━━━━━ Records

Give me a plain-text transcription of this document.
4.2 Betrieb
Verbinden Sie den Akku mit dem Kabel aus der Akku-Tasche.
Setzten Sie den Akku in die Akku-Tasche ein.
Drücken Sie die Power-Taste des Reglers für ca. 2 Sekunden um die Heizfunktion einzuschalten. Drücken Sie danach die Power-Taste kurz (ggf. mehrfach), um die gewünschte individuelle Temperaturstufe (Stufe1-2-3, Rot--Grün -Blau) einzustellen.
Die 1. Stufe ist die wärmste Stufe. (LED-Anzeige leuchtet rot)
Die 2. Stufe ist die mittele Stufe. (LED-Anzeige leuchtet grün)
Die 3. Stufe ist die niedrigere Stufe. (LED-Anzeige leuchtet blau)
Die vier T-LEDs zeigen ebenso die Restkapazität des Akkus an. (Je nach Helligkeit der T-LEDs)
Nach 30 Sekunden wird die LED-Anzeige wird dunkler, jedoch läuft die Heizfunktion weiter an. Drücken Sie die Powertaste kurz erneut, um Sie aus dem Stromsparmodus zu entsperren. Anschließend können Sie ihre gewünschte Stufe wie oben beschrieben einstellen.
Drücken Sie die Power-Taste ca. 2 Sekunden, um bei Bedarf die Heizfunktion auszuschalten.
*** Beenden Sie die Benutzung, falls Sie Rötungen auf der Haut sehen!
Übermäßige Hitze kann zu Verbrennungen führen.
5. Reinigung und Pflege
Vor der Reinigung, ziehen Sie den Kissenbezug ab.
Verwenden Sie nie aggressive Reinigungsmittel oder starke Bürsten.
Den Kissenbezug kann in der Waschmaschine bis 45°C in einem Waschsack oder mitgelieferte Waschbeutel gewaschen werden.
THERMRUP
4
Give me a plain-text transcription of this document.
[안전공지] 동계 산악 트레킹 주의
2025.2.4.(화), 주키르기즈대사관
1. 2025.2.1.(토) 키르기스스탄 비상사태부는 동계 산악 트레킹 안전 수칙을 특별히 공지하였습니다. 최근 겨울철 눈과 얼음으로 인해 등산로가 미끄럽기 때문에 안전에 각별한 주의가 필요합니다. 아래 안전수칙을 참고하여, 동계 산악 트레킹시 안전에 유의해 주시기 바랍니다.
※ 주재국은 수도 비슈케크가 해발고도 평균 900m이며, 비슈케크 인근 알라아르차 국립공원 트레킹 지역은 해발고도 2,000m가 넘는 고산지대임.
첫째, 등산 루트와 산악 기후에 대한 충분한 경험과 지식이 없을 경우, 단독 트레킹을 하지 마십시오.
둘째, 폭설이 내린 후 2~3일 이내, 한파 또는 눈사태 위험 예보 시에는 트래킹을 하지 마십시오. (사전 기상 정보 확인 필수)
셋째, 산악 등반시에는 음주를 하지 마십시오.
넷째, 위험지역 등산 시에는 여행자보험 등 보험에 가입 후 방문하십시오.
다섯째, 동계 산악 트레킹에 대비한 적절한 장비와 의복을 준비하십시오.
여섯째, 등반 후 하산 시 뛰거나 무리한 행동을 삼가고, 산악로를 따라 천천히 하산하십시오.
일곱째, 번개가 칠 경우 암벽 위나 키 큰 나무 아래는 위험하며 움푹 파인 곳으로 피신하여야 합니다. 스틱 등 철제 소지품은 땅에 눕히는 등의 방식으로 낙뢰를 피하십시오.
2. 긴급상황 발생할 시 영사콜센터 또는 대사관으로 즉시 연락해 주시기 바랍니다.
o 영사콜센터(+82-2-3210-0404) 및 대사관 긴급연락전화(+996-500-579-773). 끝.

━━━━━━━━━━

▸ **Exercise goal**:
Please reproduce every line of the material word for word.

▸ **Result of this exercise**:
Give me a plain-text transcription of this document.
4.2 Betrieb
Verbinden Sie den Akku mit dem Kabel aus der Akku-Tasche.
Setzten Sie den Akku in die Akku-Tasche ein.
Drücken Sie die Power-Taste des Reglers für ca. 2 Sekunden um die Heizfunktion einzuschalten. Drücken Sie danach die Power-Taste kurz (ggf. mehrfach), um die gewünschte individuelle Temperaturstufe (Stufe1-2-3, Rot--Grün -Blau) einzustellen.
Die 1. Stufe ist die wärmste Stufe. (LED-Anzeige leuchtet rot)
Die 2. Stufe ist die mittele Stufe. (LED-Anzeige leuchtet grün)
Die 3. Stufe ist die niedrigere Stufe. (LED-Anzeige leuchtet blau)
Die vier T-LEDs zeigen ebenso die Restkapazität des Akkus an. (Je nach Helligkeit der T-LEDs)
Nach 30 Sekunden wird die LED-Anzeige wird dunkler, jedoch läuft die Heizfunktion weiter an. Drücken Sie die Powertaste kurz erneut, um Sie aus dem Stromsparmodus zu entsperren. Anschließend können Sie ihre gewünschte Stufe wie oben beschrieben einstellen.
Drücken Sie die Power-Taste ca. 2 Sekunden, um bei Bedarf die Heizfunktion auszuschalten.
*** Beenden Sie die Benutzung, falls Sie Rötungen auf der Haut sehen!
Übermäßige Hitze kann zu Verbrennungen führen.
5. Reinigung und Pflege
Vor der Reinigung, ziehen Sie den Kissenbezug ab.
Verwenden Sie nie aggressive Reinigungsmittel oder starke Bürsten.
Den Kissenbezug kann in der Waschmaschine bis 45°C in einem Waschsack oder mitgelieferte Waschbeutel gewaschen werden.
THERMRUP
4
Give me a plain-text transcription of this document.
[안전공지] 동계 산악 트레킹 주의
2025.2.4.(화), 주키르기즈대사관
1. 2025.2.1.(토) 키르기스스탄 비상사태부는 동계 산악 트레킹 안전 수칙을 특별히 공지하였습니다. 최근 겨울철 눈과 얼음으로 인해 등산로가 미끄럽기 때문에 안전에 각별한 주의가 필요합니다. 아래 안전수칙을 참고하여, 동계 산악 트레킹시 안전에 유의해 주시기 바랍니다.
※ 주재국은 수도 비슈케크가 해발고도 평균 900m이며, 비슈케크 인근 알라아르차 국립공원 트레킹 지역은 해발고도 2,000m가 넘는 고산지대임.
첫째, 등산 루트와 산악 기후에 대한 충분한 경험과 지식이 없을 경우, 단독 트레킹을 하지 마십시오.
둘째, 폭설이 내린 후 2~3일 이내, 한파 또는 눈사태 위험 예보 시에는 트래킹을 하지 마십시오. (사전 기상 정보 확인 필수)
셋째, 산악 등반시에는 음주를 하지 마십시오.
넷째, 위험지역 등산 시에는 여행자보험 등 보험에 가입 후 방문하십시오.
다섯째, 동계 산악 트레킹에 대비한 적절한 장비와 의복을 준비하십시오.
여섯째, 등반 후 하산 시 뛰거나 무리한 행동을 삼가고, 산악로를 따라 천천히 하산하십시오.
일곱째, 번개가 칠 경우 암벽 위나 키 큰 나무 아래는 위험하며 움푹 파인 곳으로 피신하여야 합니다. 스틱 등 철제 소지품은 땅에 눕히는 등의 방식으로 낙뢰를 피하십시오.
2. 긴급상황 발생할 시 영사콜센터 또는 대사관으로 즉시 연락해 주시기 바랍니다.
o 영사콜센터(+82-2-3210-0404) 및 대사관 긴급연락전화(+996-500-579-773). 끝.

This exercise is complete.